What you need to do: Return the complete forum discussion on word processor stability for writers, word for word and without any changes.

Quoted passage:
* * *

Stability of word processors - for writers

Discussion in 'Mac Apps and Mac App Store' started by Writergirl7, Jun 29, 2013.

  1. Writergirl7 macrumors member

    Writergirl7

    Joined:
    May 25, 2013
    #1
    Hi I've just leapt into the world of Mac and need a stable word processor for writing long documents (40-80000 words). I also need the ability to share files with windows users as well as import out of Scrivener, etc, to a word based format without loss of formatting. I don't want to run Windows through Parallels or Bootcamp if I don't have to. I've considered just getting Office for Mac but I was wondering how stable programs like Open Office and Libre Office are for longer documents. :)
     
  2. JMountainDew, Jun 29, 2013
    Last edited: Jun 29, 2013

    JMountainDew macrumors regular

    JMountainDew

    Joined:
    Apr 24, 2012
    #2
    I could be wrong. But I believe some OpenOffice folks jumped ship and created LibreOffice, offering a new & improved version of OO. I can't speak to the issue of long documents, but I will say, that after playing around with both LO and Pages for about a week on my new MBA, I caved in and purchased Office for Mac. Still doesn't offer everything the windows version offers (such as two pages per sheet or booklet), but it certainly made life a bit easier for me again.

* * *

Study material:

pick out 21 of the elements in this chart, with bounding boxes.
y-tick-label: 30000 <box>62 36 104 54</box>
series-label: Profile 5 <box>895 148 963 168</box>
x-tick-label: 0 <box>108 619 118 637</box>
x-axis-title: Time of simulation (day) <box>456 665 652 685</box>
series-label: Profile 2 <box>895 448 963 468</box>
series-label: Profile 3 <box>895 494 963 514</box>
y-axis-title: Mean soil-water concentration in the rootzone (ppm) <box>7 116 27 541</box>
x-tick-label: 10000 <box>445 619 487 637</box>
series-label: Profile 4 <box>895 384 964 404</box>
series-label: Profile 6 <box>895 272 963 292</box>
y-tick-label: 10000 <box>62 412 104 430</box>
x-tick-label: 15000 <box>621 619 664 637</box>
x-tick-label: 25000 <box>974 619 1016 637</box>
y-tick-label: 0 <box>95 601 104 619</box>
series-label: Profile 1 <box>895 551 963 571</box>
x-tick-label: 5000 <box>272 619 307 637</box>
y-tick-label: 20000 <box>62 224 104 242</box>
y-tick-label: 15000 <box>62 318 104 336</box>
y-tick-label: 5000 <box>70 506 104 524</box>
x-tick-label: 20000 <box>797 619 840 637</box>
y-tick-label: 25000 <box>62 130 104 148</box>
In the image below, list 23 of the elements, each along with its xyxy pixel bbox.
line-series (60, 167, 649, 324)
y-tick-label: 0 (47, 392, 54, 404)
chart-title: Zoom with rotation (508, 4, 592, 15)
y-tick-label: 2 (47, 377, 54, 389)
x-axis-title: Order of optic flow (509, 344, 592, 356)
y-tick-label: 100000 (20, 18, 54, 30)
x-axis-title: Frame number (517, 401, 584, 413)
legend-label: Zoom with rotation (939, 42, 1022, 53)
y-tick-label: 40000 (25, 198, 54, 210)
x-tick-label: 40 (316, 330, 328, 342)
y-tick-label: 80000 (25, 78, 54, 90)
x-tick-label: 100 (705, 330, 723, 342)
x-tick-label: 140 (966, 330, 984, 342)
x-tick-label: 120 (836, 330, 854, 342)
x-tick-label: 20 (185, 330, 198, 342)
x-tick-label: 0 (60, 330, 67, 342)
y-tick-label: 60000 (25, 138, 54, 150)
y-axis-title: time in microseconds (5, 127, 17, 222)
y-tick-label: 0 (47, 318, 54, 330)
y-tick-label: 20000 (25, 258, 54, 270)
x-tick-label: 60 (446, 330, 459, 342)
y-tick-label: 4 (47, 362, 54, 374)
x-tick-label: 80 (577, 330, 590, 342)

* * *

Task answer:
Stability of word processors - for writers

Discussion in 'Mac Apps and Mac App Store' started by Writergirl7, Jun 29, 2013.

  1. Writergirl7 macrumors member

    Writergirl7

    Joined:
    May 25, 2013
    #1
    Hi I've just leapt into the world of Mac and need a stable word processor for writing long documents (40-80000 words). I also need the ability to share files with windows users as well as import out of Scrivener, etc, to a word based format without loss of formatting. I don't want to run Windows through Parallels or Bootcamp if I don't have to. I've considered just getting Office for Mac but I was wondering how stable programs like Open Office and Libre Office are for longer documents. :)
     
  2. JMountainDew, Jun 29, 2013
    Last edited: Jun 29, 2013

    JMountainDew macrumors regular

    JMountainDew

    Joined:
    Apr 24, 2012
    #2
    I could be wrong. But I believe some OpenOffice folks jumped ship and created LibreOffice, offering a new & improved version of OO. I can't speak to the issue of long documents, but I will say, that after playing around with both LO and Pages for about a week on my new MBA, I caved in and purchased Office for Mac. Still doesn't offer everything the windows version offers (such as two pages per sheet or booklet), but it certainly made life a bit easier for me again.